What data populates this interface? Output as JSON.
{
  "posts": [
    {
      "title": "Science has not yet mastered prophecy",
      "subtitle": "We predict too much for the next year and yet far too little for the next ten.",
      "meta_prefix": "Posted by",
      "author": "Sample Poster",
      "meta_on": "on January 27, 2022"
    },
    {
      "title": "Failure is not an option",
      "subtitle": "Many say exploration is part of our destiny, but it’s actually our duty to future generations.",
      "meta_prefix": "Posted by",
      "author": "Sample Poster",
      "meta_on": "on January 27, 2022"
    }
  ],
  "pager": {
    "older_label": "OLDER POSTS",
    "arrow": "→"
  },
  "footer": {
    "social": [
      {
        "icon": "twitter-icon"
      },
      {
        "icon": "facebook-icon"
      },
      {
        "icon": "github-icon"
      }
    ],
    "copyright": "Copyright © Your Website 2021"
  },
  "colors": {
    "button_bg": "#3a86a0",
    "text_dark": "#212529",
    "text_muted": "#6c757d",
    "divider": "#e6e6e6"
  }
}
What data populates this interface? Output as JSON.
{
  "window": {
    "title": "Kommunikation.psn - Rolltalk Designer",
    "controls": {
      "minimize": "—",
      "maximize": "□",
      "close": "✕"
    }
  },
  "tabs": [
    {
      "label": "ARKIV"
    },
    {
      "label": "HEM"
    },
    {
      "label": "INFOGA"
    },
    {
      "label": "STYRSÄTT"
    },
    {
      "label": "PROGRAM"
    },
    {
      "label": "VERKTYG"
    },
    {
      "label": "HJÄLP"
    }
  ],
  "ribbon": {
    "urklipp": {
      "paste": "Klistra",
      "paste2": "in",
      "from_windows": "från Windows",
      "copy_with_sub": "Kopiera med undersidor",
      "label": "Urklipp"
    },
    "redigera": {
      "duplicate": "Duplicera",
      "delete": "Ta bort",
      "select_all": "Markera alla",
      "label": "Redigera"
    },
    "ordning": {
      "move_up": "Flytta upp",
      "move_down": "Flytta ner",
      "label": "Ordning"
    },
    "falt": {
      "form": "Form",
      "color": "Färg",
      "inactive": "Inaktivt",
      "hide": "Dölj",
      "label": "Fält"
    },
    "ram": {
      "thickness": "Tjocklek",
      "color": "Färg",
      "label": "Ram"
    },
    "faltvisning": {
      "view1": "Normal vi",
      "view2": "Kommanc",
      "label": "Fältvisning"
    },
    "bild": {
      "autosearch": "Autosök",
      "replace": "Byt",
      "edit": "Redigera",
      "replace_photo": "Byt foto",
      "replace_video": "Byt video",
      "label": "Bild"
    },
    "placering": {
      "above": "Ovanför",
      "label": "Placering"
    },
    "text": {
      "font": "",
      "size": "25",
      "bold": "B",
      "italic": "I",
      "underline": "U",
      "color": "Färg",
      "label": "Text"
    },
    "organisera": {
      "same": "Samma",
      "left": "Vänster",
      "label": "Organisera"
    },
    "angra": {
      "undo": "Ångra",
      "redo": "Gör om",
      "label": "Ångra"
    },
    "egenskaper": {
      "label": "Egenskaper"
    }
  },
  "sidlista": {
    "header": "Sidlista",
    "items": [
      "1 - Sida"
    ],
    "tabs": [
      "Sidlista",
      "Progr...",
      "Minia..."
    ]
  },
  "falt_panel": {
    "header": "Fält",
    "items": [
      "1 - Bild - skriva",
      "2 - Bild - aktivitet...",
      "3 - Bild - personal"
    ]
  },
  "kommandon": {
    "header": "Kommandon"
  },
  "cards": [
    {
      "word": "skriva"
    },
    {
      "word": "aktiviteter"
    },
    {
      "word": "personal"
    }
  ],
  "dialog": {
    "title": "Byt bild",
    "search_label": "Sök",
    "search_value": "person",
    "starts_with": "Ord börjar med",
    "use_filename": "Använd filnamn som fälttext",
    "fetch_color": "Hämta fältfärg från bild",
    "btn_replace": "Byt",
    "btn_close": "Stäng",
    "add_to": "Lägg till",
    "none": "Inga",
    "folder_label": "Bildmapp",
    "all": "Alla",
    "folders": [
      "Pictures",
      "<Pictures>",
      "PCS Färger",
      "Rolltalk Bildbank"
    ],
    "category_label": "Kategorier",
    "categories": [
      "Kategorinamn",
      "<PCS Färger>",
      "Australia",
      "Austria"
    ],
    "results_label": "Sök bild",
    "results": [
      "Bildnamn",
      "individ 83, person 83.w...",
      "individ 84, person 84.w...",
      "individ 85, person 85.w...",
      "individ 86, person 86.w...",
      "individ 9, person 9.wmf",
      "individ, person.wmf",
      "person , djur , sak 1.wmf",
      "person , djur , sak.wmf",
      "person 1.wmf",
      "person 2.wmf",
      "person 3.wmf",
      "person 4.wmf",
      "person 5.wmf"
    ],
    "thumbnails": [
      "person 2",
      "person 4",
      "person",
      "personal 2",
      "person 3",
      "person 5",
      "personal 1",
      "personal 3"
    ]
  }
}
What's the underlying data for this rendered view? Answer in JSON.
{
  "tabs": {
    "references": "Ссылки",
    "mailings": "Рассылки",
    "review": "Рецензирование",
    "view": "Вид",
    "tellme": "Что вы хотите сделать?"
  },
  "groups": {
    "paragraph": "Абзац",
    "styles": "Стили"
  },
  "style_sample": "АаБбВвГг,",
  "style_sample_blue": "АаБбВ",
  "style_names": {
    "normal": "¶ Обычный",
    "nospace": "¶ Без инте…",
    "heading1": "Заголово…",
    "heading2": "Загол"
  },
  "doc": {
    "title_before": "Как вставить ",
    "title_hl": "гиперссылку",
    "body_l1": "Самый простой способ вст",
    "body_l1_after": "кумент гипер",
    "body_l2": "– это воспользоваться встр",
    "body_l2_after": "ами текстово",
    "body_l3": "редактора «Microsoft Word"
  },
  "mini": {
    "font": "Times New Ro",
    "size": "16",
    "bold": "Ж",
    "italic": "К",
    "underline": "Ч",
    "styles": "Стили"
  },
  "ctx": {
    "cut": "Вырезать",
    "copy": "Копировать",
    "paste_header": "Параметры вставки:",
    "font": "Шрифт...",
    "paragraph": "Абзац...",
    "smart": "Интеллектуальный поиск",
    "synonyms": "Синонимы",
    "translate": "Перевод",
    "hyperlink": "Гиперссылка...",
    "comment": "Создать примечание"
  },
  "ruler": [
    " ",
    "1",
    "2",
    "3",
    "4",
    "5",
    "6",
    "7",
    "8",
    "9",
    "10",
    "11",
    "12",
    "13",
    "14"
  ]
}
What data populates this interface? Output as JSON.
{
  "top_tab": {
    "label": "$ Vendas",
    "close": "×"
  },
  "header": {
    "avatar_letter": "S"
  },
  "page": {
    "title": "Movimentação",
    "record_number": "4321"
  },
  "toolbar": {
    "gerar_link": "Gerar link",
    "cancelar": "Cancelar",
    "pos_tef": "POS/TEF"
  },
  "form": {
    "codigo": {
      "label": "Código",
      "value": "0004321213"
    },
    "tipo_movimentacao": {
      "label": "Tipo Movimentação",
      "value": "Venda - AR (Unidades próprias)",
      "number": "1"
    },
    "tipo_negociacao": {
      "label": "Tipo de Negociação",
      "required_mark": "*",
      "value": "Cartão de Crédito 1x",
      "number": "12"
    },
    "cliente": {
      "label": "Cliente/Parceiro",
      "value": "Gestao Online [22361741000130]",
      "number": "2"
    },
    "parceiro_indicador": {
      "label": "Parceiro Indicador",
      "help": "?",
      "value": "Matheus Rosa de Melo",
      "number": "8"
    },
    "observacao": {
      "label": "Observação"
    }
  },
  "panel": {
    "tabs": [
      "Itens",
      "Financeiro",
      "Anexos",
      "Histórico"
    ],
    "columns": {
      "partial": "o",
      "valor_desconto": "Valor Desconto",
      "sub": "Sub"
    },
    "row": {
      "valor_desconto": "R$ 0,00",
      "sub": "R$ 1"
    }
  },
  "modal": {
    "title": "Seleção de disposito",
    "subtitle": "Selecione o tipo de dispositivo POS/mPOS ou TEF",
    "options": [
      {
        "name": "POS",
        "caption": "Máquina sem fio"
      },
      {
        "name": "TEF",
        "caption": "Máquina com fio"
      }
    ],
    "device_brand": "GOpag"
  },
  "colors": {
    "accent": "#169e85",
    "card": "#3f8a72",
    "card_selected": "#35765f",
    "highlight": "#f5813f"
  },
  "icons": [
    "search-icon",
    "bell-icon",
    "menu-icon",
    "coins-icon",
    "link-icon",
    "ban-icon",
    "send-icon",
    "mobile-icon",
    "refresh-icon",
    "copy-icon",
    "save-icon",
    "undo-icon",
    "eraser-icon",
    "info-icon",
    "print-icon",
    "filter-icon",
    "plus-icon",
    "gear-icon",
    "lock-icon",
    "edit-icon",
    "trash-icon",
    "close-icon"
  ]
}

——

Sift through the entries and copy every line with "subtitle".

### Exercise solution
      "subtitle": "We predict too much for the next year and yet far too little for the next ten.",
      "subtitle": "Many say exploration is part of our destiny, but it’s actually our duty to future generations.",
    "subtitle": "Selecione o tipo de dispositivo POS/mPOS ou TEF",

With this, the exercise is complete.